* _Your instructions_: Whenever a line in the data contains "Bang", show that line.

Start of Block

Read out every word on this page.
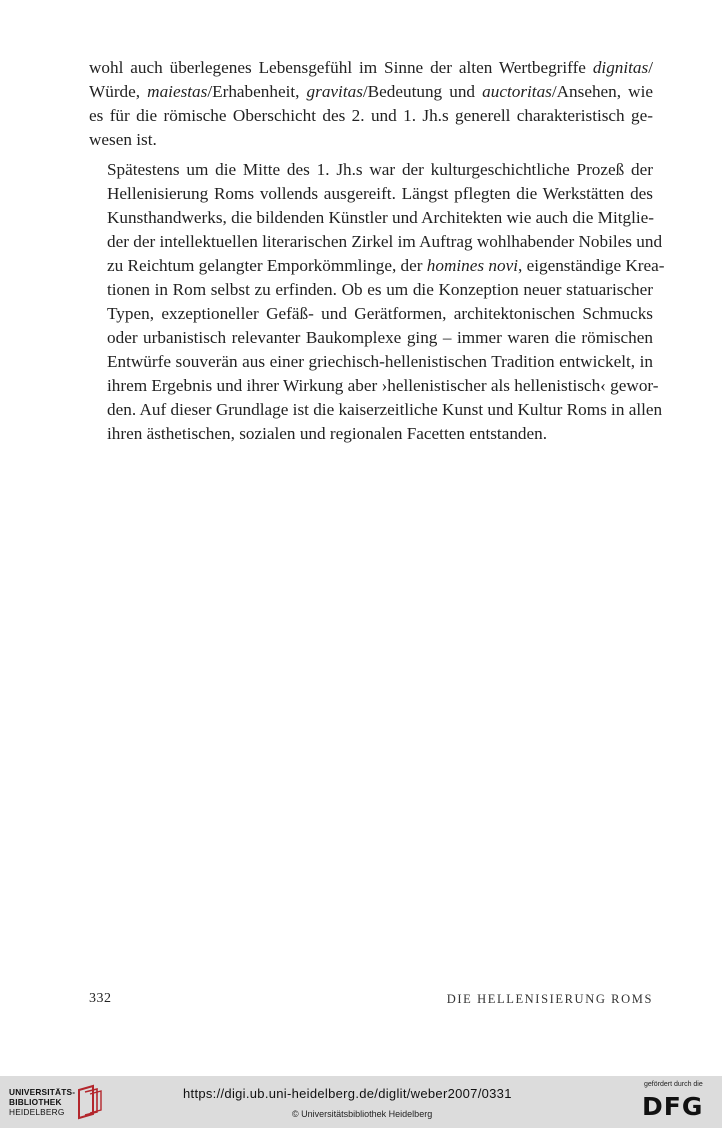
wohl auch überlegenes Lebensgefühl im Sinne der alten Wertbegriffe dignitas/
Würde, maiestas/Erhabenheit, gravitas/Bedeutung und auctoritas/Ansehen, wie
es für die römische Oberschicht des 2. und 1. Jh.s generell charakteristisch ge-
wesen ist.

Spätestens um die Mitte des 1. Jh.s war der kulturgeschichtliche Prozeß der
Hellenisierung Roms vollends ausgereift. Längst pflegten die Werkstätten des
Kunsthandwerks, die bildenden Künstler und Architekten wie auch die Mitglie-
der der intellektuellen literarischen Zirkel im Auftrag wohlhabender Nobiles und
zu Reichtum gelangter Emporkömmlinge, der homines novi, eigenständige Krea-
tionen in Rom selbst zu erfinden. Ob es um die Konzeption neuer statuarischer
Typen, exzeptioneller Gefäß- und Gerätformen, architektonischen Schmucks
oder urbanistisch relevanter Baukomplexe ging – immer waren die römischen
Entwürfe souverän aus einer griechisch-hellenistischen Tradition entwickelt, in
ihrem Ergebnis und ihrer Wirkung aber ›hellenistischer als hellenistisch‹ gewor-
den. Auf dieser Grundlage ist die kaiserzeitliche Kunst und Kultur Roms in allen
ihren ästhetischen, sozialen und regionalen Facetten entstanden.

332	DIE HELLENISIERUNG ROMS
UNIVERSITÄTS-
BIBLIOTHEK
HEIDELBERG
https://digi.ub.uni-heidelberg.de/diglit/weber2007/0331
© Universitätsbibliothek Heidelberg
gefördert durch die
DFG
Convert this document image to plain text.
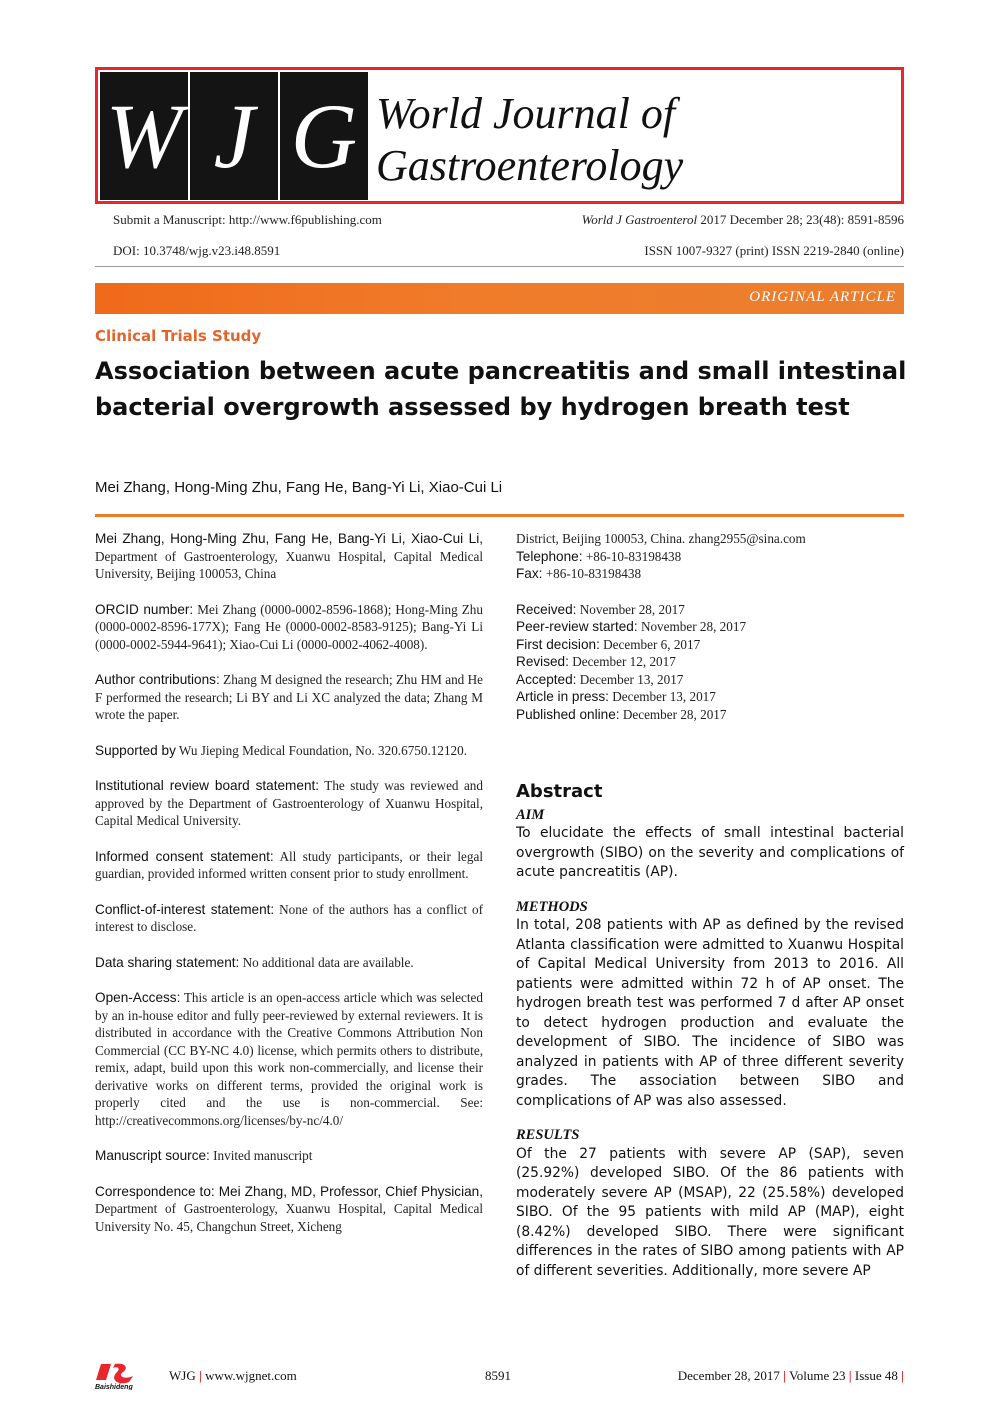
W J G World Journal of
Gastroenterology
Submit a Manuscript: http://www.f6publishing.com	World J Gastroenterol 2017 December 28; 23(48): 8591-8596
DOI: 10.3748/wjg.v23.i48.8591	ISSN 1007-9327 (print) ISSN 2219-2840 (online)
ORIGINAL ARTICLE
Clinical Trials Study
Association between acute pancreatitis and small intestinal
bacterial overgrowth assessed by hydrogen breath test
Mei Zhang, Hong-Ming Zhu, Fang He, Bang-Yi Li, Xiao-Cui Li

Mei Zhang, Hong-Ming Zhu, Fang He, Bang-Yi Li, Xiao-Cui Li, Department of Gastroenterology, Xuanwu Hospital, Capital Medical University, Beijing 100053, China

ORCID number: Mei Zhang (0000-0002-8596-1868); Hong-Ming Zhu (0000-0002-8596-177X); Fang He (0000-0002-8583-9125); Bang-Yi Li (0000-0002-5944-9641); Xiao-Cui Li (0000-0002-4062-4008).

Author contributions: Zhang M designed the research; Zhu HM and He F performed the research; Li BY and Li XC analyzed the data; Zhang M wrote the paper.

Supported by Wu Jieping Medical Foundation, No. 320.6750.12120.

Institutional review board statement: The study was reviewed and approved by the Department of Gastroenterology of Xuanwu Hospital, Capital Medical University.

Informed consent statement: All study participants, or their legal guardian, provided informed written consent prior to study enrollment.

Conflict-of-interest statement: None of the authors has a conflict of interest to disclose.

Data sharing statement: No additional data are available.

Open-Access: This article is an open-access article which was selected by an in-house editor and fully peer-reviewed by external reviewers. It is distributed in accordance with the Creative Commons Attribution Non Commercial (CC BY-NC 4.0) license, which permits others to distribute, remix, adapt, build upon this work non-commercially, and license their derivative works on different terms, provided the original work is properly cited and the use is non-commercial. See: http://creativecommons.org/licenses/by-nc/4.0/

Manuscript source: Invited manuscript

Correspondence to: Mei Zhang, MD, Professor, Chief Physician, Department of Gastroenterology, Xuanwu Hospital, Capital Medical University No. 45, Changchun Street, Xicheng

District, Beijing 100053, China. zhang2955@sina.com
Telephone: +86-10-83198438
Fax: +86-10-83198438
Received: November 28, 2017
Peer-review started: November 28, 2017
First decision: December 6, 2017
Revised: December 12, 2017
Accepted: December 13, 2017
Article in press: December 13, 2017
Published online: December 28, 2017
Abstract

AIM

To elucidate the effects of small intestinal bacterial overgrowth (SIBO) on the severity and complications of acute pancreatitis (AP).

METHODS

In total, 208 patients with AP as defined by the revised Atlanta classification were admitted to Xuanwu Hospital of Capital Medical University from 2013 to 2016. All patients were admitted within 72 h of AP onset. The hydrogen breath test was performed 7 d after AP onset to detect hydrogen production and evaluate the development of SIBO. The incidence of SIBO was analyzed in patients with AP of three different severity grades. The association between SIBO and complications of AP was also assessed.

RESULTS

Of the 27 patients with severe AP (SAP), seven (25.92%) developed SIBO. Of the 86 patients with moderately severe AP (MSAP), 22 (25.58%) developed SIBO. Of the 95 patients with mild AP (MAP), eight (8.42%) developed SIBO. There were significant differences in the rates of SIBO among patients with AP of different severities. Additionally, more severe AP

Baishideng
WJG | www.wjgnet.com	8591	December 28, 2017 | Volume 23 | Issue 48 |
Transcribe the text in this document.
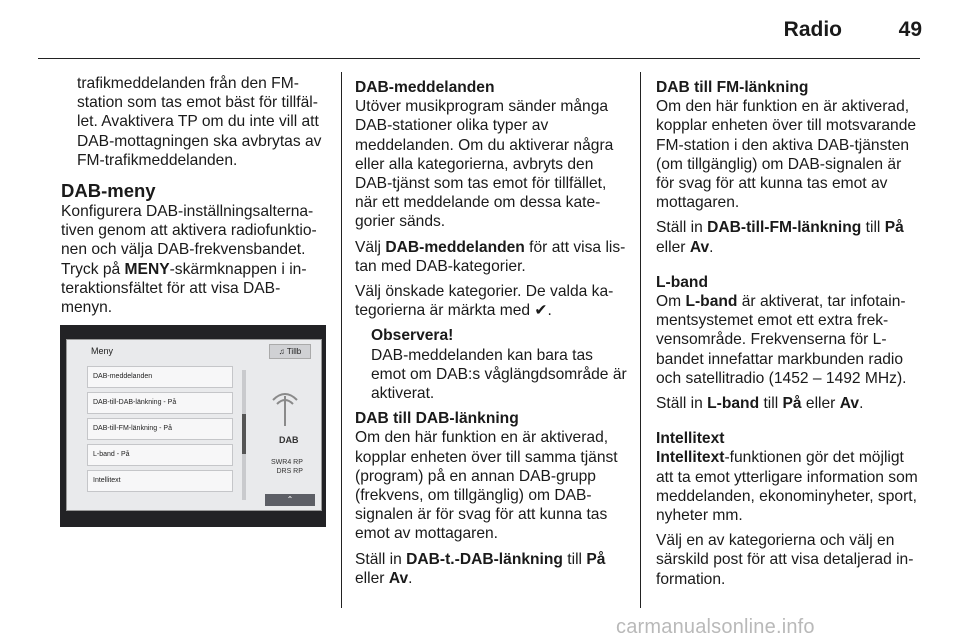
Radio	49

trafikmeddelanden från den FM-station som tas emot bäst för tillfäl-let. Avaktivera TP om du inte vill att DAB-mottagningen ska avbrytas av FM-trafikmeddelanden.

DAB-meny

Konfigurera DAB-inställningsalterna-tiven genom att aktivera radiofunktio-nen och välja DAB-frekvensbandet.

Tryck på MENY-skärmknappen i in-teraktionsfältet för att visa DAB-menyn.

Meny	♫ Tillb
DAB-meddelanden
DAB-till-DAB-länkning - På
DAB-till-FM-länkning - På
L-band - På
Intellitext
DAB
SWR4 RP
DRS RP
⌃
DAB-meddelanden

Utöver musikprogram sänder många DAB-stationer olika typer av meddelanden. Om du aktiverar några eller alla kategorierna, avbryts den DAB-tjänst som tas emot för tillfället, när ett meddelande om dessa kate-gorier sänds.

Välj DAB-meddelanden för att visa lis-tan med DAB-kategorier.

Välj önskade kategorier. De valda ka-tegorierna är märkta med ✔.

Observera!
DAB-meddelanden kan bara tas emot om DAB:s våglängdsområde är aktiverat.
DAB till DAB-länkning

Om den här funktion en är aktiverad, kopplar enheten över till samma tjänst (program) på en annan DAB-grupp (frekvens, om tillgänglig) om DAB-signalen är för svag för att kunna tas emot av mottagaren.

Ställ in DAB-t.-DAB-länkning till På
eller Av.

DAB till FM-länkning

Om den här funktion en är aktiverad, kopplar enheten över till motsvarande FM-station i den aktiva DAB-tjänsten (om tillgänglig) om DAB-signalen är för svag för att kunna tas emot av mottagaren.

Ställ in DAB-till-FM-länkning till På
eller Av.

L-band

Om L-band är aktiverat, tar infotain-mentsystemet emot ett extra frek-vensområde. Frekvenserna för L-bandet innefattar markbunden radio och satellitradio (1452 – 1492 MHz).

Ställ in L-band till På eller Av.

Intellitext

Intellitext-funktionen gör det möjligt att ta emot ytterligare information som meddelanden, ekonominyheter, sport, nyheter mm.

Välj en av kategorierna och välj en särskild post för att visa detaljerad in-formation.

carmanualsonline.info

End of Block

* _Result for this task_:
Mei Zhang, Hong-Ming Zhu, Fang He, Bang-Yi Li, Xiao-Cui Li
Mei Zhang, Hong-Ming Zhu, Fang He, Bang-Yi Li, Xiao-Cui Li, Department of Gastroenterology, Xuanwu Hospital, Capital Medical University, Beijing 100053, China
ORCID number: Mei Zhang (0000-0002-8596-1868); Hong-Ming Zhu (0000-0002-8596-177X); Fang He (0000-0002-8583-9125); Bang-Yi Li (0000-0002-5944-9641); Xiao-Cui Li (0000-0002-4062-4008).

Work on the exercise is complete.